--- EXERCISE OBJECTIVE ---
Every line below should be repeated exactly.

──────────────────────────────

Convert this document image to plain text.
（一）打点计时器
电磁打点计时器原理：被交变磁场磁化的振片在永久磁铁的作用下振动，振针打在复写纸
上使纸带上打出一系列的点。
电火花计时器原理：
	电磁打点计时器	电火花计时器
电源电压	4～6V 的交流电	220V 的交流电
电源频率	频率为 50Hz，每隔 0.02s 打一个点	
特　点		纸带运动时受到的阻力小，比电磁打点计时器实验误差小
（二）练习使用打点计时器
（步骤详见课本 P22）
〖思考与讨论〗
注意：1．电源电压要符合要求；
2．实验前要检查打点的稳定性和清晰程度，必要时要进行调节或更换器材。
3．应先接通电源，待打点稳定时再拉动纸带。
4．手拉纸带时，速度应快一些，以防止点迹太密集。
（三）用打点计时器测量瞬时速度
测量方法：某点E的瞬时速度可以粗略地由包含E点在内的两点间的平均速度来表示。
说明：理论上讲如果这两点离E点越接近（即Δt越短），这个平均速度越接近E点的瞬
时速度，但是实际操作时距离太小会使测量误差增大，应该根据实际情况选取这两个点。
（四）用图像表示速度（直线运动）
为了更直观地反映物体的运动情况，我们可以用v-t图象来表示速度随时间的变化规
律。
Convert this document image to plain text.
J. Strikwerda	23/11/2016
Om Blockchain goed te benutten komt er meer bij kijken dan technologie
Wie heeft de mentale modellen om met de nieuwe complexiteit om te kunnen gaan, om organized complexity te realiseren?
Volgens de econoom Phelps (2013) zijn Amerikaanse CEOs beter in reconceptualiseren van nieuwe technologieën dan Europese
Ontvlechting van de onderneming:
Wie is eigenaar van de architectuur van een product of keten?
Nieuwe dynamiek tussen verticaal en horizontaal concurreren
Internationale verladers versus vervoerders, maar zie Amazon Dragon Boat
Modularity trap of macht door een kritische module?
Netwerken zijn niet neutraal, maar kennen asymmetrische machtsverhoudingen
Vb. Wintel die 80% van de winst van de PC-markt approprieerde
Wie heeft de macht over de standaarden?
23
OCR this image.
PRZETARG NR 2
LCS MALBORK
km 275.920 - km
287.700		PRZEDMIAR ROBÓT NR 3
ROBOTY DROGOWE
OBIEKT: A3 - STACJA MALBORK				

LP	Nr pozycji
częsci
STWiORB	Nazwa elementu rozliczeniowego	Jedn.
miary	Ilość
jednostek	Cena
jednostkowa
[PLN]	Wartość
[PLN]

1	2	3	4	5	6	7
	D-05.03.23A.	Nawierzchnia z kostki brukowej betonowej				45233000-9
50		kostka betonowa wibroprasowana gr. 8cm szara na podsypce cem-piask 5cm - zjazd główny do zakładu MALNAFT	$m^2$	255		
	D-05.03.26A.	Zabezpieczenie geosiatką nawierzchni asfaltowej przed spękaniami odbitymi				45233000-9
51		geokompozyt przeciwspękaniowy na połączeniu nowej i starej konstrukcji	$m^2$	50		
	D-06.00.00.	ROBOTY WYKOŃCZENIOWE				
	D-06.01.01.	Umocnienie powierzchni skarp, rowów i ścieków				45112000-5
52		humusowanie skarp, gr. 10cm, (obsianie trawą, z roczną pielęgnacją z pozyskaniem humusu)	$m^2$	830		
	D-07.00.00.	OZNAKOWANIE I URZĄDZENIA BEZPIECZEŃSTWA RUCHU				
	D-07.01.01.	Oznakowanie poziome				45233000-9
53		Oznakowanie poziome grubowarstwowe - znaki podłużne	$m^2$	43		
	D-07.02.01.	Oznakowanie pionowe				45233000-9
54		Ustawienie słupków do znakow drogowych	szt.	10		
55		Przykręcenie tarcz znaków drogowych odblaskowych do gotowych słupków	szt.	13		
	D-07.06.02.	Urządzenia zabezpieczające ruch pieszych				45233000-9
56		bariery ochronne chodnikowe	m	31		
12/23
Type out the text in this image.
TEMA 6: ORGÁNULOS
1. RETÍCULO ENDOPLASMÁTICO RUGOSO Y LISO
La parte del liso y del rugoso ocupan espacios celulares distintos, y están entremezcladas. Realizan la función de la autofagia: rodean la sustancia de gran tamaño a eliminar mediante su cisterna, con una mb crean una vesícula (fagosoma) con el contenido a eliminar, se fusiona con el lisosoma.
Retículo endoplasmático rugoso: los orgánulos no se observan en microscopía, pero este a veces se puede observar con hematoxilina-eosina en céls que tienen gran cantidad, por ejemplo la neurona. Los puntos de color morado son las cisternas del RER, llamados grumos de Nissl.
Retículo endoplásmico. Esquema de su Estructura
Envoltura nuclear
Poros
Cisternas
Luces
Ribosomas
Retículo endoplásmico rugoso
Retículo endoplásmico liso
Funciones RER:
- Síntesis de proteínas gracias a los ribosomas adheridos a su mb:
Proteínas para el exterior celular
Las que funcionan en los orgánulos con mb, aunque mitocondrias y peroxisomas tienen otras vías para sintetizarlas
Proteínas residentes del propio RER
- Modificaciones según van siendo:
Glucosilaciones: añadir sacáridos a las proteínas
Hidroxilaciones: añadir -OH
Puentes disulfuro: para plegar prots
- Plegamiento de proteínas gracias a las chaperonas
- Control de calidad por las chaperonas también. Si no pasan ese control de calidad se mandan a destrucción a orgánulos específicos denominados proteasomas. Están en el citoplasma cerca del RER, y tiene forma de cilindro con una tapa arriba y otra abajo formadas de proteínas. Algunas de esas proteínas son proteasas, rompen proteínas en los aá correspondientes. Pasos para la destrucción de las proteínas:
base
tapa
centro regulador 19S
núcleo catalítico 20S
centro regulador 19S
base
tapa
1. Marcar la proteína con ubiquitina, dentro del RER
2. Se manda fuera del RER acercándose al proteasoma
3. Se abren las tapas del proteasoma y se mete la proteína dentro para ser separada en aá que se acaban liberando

──────────────────────────────

--- SOLUTION TO THIS PROBLEM ---
Convert this document image to plain text.
（一）打点计时器
电磁打点计时器原理：被交变磁场磁化的振片在永久磁铁的作用下振动，振针打在复写纸
上使纸带上打出一系列的点。
电火花计时器原理：
	电磁打点计时器	电火花计时器
电源电压	4～6V 的交流电	220V 的交流电
电源频率	频率为 50Hz，每隔 0.02s 打一个点	
特　点		纸带运动时受到的阻力小，比电磁打点计时器实验误差小
（二）练习使用打点计时器
（步骤详见课本 P22）
〖思考与讨论〗
注意：1．电源电压要符合要求；
2．实验前要检查打点的稳定性和清晰程度，必要时要进行调节或更换器材。
3．应先接通电源，待打点稳定时再拉动纸带。
4．手拉纸带时，速度应快一些，以防止点迹太密集。
（三）用打点计时器测量瞬时速度
测量方法：某点E的瞬时速度可以粗略地由包含E点在内的两点间的平均速度来表示。
说明：理论上讲如果这两点离E点越接近（即Δt越短），这个平均速度越接近E点的瞬
时速度，但是实际操作时距离太小会使测量误差增大，应该根据实际情况选取这两个点。
（四）用图像表示速度（直线运动）
为了更直观地反映物体的运动情况，我们可以用v-t图象来表示速度随时间的变化规
律。
Convert this document image to plain text.
J. Strikwerda	23/11/2016
Om Blockchain goed te benutten komt er meer bij kijken dan technologie
Wie heeft de mentale modellen om met de nieuwe complexiteit om te kunnen gaan, om organized complexity te realiseren?
Volgens de econoom Phelps (2013) zijn Amerikaanse CEOs beter in reconceptualiseren van nieuwe technologieën dan Europese
Ontvlechting van de onderneming:
Wie is eigenaar van de architectuur van een product of keten?
Nieuwe dynamiek tussen verticaal en horizontaal concurreren
Internationale verladers versus vervoerders, maar zie Amazon Dragon Boat
Modularity trap of macht door een kritische module?
Netwerken zijn niet neutraal, maar kennen asymmetrische machtsverhoudingen
Vb. Wintel die 80% van de winst van de PC-markt approprieerde
Wie heeft de macht over de standaarden?
23
OCR this image.
PRZETARG NR 2
LCS MALBORK
km 275.920 - km
287.700		PRZEDMIAR ROBÓT NR 3
ROBOTY DROGOWE
OBIEKT: A3 - STACJA MALBORK				

LP	Nr pozycji
częsci
STWiORB	Nazwa elementu rozliczeniowego	Jedn.
miary	Ilość
jednostek	Cena
jednostkowa
[PLN]	Wartość
[PLN]

1	2	3	4	5	6	7
	D-05.03.23A.	Nawierzchnia z kostki brukowej betonowej				45233000-9
50		kostka betonowa wibroprasowana gr. 8cm szara na podsypce cem-piask 5cm - zjazd główny do zakładu MALNAFT	$m^2$	255		
	D-05.03.26A.	Zabezpieczenie geosiatką nawierzchni asfaltowej przed spękaniami odbitymi				45233000-9
51		geokompozyt przeciwspękaniowy na połączeniu nowej i starej konstrukcji	$m^2$	50		
	D-06.00.00.	ROBOTY WYKOŃCZENIOWE				
	D-06.01.01.	Umocnienie powierzchni skarp, rowów i ścieków				45112000-5
52		humusowanie skarp, gr. 10cm, (obsianie trawą, z roczną pielęgnacją z pozyskaniem humusu)	$m^2$	830		
	D-07.00.00.	OZNAKOWANIE I URZĄDZENIA BEZPIECZEŃSTWA RUCHU				
	D-07.01.01.	Oznakowanie poziome				45233000-9
53		Oznakowanie poziome grubowarstwowe - znaki podłużne	$m^2$	43		
	D-07.02.01.	Oznakowanie pionowe				45233000-9
54		Ustawienie słupków do znakow drogowych	szt.	10		
55		Przykręcenie tarcz znaków drogowych odblaskowych do gotowych słupków	szt.	13		
	D-07.06.02.	Urządzenia zabezpieczające ruch pieszych				45233000-9
56		bariery ochronne chodnikowe	m	31		
12/23
Type out the text in this image.
TEMA 6: ORGÁNULOS
1. RETÍCULO ENDOPLASMÁTICO RUGOSO Y LISO
La parte del liso y del rugoso ocupan espacios celulares distintos, y están entremezcladas. Realizan la función de la autofagia: rodean la sustancia de gran tamaño a eliminar mediante su cisterna, con una mb crean una vesícula (fagosoma) con el contenido a eliminar, se fusiona con el lisosoma.
Retículo endoplasmático rugoso: los orgánulos no se observan en microscopía, pero este a veces se puede observar con hematoxilina-eosina en céls que tienen gran cantidad, por ejemplo la neurona. Los puntos de color morado son las cisternas del RER, llamados grumos de Nissl.
Retículo endoplásmico. Esquema de su Estructura
Envoltura nuclear
Poros
Cisternas
Luces
Ribosomas
Retículo endoplásmico rugoso
Retículo endoplásmico liso
Funciones RER:
- Síntesis de proteínas gracias a los ribosomas adheridos a su mb:
Proteínas para el exterior celular
Las que funcionan en los orgánulos con mb, aunque mitocondrias y peroxisomas tienen otras vías para sintetizarlas
Proteínas residentes del propio RER
- Modificaciones según van siendo:
Glucosilaciones: añadir sacáridos a las proteínas
Hidroxilaciones: añadir -OH
Puentes disulfuro: para plegar prots
- Plegamiento de proteínas gracias a las chaperonas
- Control de calidad por las chaperonas también. Si no pasan ese control de calidad se mandan a destrucción a orgánulos específicos denominados proteasomas. Están en el citoplasma cerca del RER, y tiene forma de cilindro con una tapa arriba y otra abajo formadas de proteínas. Algunas de esas proteínas son proteasas, rompen proteínas en los aá correspondientes. Pasos para la destrucción de las proteínas:
base
tapa
centro regulador 19S
núcleo catalítico 20S
centro regulador 19S
base
tapa
1. Marcar la proteína con ubiquitina, dentro del RER
2. Se manda fuera del RER acercándose al proteasoma
3. Se abren las tapas del proteasoma y se mete la proteína dentro para ser separada en aá que se acaban liberando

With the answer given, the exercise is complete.